Text block:

- Nationality: American
- Born: July 11, 1954 (age 72) Wichita, Kansas

Motocross career
- Years active: 1973 - 1988
- Teams: Husqvarna, Suzuki, Kawasaki
- Championships: AMA 500cc - 1976AMA 250cc - 1980, 1981
- Wins: 32

= Kent Howerton =

American motorcycle racer

Kent Howerton (born July 11, 1954) is an American former professional motocross racer. He competed in the AMA Motocross Championships from 1973 to 1988. Howerton is notable for being a three-time motocross national champion.

==Motocross career==
Born in Wichita, Kansas, Howerton was raised in San Antonio, Texas, where he began racing motocross. In 1973 he began competing in the AMA motocross national championship series, and by 1974 he had won his first national race in the 250cc class. For the 1975 season, he was offered a job to ride for the Husqvarna factory racing team and finished the season is second place behind Tony DiStefano. Howerton would win the 500cc AMA Motocross National Championship in 1976 for Husqvarna.

Action item A:
Answer these questions from the Kent Howerton profile:
(i) How many wins does the profile credit to him?
(ii) In which city was he raised and first began racing motocross?
(iii) Which factory team offered him a ride for the 1975 season?
Action item B: Reproduce the Kent Howerton profile word for word between "Kent Howerton (born" and "motocross national champion.", inclusive.
The rows are drawn from a separate source unrelated to the text above.

Records provided:
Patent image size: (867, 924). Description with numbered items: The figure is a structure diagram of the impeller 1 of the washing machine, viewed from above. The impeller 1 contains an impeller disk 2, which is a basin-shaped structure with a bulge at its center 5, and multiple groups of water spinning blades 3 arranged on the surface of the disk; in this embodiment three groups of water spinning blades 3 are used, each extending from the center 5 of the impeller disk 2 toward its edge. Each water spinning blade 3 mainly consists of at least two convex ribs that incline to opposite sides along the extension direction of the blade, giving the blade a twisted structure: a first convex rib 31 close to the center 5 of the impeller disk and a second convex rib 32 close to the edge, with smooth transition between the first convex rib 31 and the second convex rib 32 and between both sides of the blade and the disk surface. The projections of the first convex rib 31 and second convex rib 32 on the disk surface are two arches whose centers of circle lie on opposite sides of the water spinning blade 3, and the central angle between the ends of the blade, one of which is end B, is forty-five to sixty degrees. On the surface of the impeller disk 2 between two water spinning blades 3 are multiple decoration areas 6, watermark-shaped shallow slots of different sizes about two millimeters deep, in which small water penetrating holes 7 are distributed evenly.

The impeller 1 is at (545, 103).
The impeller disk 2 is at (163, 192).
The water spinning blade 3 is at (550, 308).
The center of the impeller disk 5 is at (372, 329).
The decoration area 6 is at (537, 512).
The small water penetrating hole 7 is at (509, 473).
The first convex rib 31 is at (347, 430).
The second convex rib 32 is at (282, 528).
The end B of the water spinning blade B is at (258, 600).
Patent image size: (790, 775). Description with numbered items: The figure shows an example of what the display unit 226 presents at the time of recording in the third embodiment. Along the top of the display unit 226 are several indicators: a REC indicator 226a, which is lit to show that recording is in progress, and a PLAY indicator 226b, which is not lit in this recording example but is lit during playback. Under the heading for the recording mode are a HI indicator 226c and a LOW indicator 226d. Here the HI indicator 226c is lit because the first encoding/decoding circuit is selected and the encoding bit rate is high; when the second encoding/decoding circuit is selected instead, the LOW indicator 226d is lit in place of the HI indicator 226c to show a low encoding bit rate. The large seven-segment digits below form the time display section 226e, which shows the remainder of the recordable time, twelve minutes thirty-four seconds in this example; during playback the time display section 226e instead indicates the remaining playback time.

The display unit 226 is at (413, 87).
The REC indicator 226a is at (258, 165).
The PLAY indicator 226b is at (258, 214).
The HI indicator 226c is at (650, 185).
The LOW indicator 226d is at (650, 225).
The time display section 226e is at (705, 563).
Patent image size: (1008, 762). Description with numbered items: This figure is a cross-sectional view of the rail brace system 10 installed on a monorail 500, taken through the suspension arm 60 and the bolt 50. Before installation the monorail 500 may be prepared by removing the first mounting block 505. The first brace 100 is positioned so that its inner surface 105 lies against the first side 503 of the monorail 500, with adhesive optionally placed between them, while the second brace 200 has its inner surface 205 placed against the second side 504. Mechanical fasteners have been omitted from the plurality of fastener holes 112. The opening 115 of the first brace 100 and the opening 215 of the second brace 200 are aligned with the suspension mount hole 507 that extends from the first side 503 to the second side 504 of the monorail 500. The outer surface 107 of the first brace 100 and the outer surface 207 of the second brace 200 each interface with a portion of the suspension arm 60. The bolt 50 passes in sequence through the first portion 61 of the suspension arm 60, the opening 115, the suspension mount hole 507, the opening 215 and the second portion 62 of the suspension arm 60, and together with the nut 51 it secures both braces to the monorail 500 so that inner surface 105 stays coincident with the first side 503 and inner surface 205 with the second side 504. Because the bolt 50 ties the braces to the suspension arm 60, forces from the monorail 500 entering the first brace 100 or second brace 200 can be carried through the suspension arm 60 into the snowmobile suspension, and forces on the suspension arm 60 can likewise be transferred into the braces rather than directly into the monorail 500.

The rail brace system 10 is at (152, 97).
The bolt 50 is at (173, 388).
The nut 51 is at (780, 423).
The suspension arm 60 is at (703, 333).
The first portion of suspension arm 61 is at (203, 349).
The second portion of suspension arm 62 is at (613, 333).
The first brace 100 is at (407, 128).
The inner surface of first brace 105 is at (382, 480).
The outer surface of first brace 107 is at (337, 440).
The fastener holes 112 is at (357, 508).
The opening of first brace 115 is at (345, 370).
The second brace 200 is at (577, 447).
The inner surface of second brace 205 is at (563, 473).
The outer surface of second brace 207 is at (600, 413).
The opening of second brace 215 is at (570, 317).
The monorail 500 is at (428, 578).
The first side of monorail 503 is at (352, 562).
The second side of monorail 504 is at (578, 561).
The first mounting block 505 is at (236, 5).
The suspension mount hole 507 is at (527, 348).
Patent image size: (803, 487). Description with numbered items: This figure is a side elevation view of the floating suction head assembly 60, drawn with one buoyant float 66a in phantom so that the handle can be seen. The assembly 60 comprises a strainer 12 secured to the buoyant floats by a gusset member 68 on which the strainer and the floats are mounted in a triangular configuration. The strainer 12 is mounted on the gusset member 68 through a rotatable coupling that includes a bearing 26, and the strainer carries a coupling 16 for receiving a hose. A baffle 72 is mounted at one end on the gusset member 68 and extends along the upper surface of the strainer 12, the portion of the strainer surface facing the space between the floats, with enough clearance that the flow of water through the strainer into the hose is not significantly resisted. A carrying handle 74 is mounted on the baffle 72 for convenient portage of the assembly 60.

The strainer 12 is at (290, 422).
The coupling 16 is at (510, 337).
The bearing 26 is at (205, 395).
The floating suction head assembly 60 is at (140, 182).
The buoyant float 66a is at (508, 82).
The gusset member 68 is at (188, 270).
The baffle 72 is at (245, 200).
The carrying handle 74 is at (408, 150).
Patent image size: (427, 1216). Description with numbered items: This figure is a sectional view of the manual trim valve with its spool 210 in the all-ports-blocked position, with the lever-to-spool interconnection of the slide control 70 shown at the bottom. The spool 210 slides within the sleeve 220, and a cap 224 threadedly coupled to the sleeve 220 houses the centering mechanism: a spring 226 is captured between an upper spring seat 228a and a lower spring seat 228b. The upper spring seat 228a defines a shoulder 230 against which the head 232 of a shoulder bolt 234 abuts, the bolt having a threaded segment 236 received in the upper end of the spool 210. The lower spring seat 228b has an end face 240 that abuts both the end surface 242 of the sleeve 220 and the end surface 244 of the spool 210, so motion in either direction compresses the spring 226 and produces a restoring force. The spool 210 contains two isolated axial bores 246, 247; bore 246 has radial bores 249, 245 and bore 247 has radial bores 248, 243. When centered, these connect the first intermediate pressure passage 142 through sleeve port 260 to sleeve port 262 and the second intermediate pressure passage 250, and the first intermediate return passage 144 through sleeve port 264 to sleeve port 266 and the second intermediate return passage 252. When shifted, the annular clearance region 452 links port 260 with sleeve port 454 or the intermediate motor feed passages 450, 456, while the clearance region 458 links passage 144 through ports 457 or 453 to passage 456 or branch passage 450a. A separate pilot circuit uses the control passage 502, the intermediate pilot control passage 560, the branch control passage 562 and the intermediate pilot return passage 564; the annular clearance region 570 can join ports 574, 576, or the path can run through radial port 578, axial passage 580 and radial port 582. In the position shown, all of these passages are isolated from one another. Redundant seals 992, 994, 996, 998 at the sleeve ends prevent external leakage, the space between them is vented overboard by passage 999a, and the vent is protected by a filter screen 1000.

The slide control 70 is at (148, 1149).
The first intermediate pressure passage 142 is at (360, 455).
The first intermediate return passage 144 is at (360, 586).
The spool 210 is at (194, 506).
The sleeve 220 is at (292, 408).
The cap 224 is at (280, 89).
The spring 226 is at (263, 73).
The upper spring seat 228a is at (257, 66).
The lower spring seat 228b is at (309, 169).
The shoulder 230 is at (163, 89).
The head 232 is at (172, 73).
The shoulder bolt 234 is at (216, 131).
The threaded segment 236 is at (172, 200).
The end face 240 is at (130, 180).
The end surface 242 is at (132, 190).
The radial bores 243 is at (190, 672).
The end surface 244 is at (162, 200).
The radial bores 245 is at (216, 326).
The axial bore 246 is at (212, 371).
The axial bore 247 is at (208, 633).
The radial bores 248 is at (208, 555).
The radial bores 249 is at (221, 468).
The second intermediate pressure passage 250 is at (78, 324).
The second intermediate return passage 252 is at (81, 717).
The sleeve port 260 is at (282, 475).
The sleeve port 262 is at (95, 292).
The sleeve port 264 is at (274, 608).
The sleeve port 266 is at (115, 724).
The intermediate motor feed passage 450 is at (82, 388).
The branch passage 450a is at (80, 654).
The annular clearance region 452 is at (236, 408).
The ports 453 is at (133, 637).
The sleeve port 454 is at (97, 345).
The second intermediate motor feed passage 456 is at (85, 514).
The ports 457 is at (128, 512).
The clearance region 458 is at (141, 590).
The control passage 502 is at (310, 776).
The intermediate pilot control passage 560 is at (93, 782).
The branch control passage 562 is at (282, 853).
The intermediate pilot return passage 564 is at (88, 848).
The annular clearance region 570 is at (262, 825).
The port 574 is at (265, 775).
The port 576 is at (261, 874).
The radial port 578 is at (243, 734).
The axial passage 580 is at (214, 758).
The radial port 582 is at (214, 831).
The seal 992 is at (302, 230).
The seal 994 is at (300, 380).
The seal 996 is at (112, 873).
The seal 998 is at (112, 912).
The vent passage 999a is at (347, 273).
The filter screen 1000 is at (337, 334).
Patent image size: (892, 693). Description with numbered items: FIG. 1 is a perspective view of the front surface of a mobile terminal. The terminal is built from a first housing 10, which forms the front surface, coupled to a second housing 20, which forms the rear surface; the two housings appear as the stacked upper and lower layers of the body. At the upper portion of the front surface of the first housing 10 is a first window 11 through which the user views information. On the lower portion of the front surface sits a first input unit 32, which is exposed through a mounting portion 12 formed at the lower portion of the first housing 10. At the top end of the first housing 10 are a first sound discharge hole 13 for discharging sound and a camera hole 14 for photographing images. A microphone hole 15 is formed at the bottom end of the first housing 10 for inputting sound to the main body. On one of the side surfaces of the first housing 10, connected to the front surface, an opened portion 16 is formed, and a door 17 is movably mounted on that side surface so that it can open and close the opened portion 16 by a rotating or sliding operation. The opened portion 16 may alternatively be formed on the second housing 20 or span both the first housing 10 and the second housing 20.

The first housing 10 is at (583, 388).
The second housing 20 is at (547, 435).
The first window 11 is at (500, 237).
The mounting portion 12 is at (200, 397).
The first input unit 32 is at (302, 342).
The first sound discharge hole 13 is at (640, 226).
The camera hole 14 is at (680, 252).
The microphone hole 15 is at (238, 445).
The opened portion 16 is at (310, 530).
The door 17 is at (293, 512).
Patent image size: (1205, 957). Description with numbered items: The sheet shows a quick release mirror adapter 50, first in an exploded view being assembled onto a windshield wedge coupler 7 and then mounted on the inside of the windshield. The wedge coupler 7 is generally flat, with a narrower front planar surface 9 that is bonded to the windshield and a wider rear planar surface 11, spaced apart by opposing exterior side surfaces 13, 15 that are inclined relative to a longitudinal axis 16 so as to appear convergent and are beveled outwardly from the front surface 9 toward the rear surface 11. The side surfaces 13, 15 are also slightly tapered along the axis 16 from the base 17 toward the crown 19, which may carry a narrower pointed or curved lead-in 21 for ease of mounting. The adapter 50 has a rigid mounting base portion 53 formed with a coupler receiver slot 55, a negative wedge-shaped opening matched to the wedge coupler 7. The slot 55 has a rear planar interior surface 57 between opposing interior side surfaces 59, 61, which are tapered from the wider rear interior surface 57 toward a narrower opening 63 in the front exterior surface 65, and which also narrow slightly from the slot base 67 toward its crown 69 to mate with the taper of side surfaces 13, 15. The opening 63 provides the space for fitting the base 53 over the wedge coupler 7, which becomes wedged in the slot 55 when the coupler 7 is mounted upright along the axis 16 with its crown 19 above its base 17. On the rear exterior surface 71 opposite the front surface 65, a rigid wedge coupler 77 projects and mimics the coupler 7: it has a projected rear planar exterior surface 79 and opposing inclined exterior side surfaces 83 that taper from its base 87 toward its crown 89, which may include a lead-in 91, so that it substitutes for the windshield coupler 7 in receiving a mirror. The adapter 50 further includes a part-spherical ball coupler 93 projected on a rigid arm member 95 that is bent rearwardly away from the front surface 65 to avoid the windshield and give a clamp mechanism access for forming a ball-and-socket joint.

Answer section A:
(i) 32
(ii) San Antonio, Texas
(iii) Husqvarna

Answer section B:
Kent Howerton (born July 11, 1954) is an American former professional motocross racer. He competed in the AMA Motocross Championships from 1973 to 1988. Howerton is notable for being a three-time motocross national champion.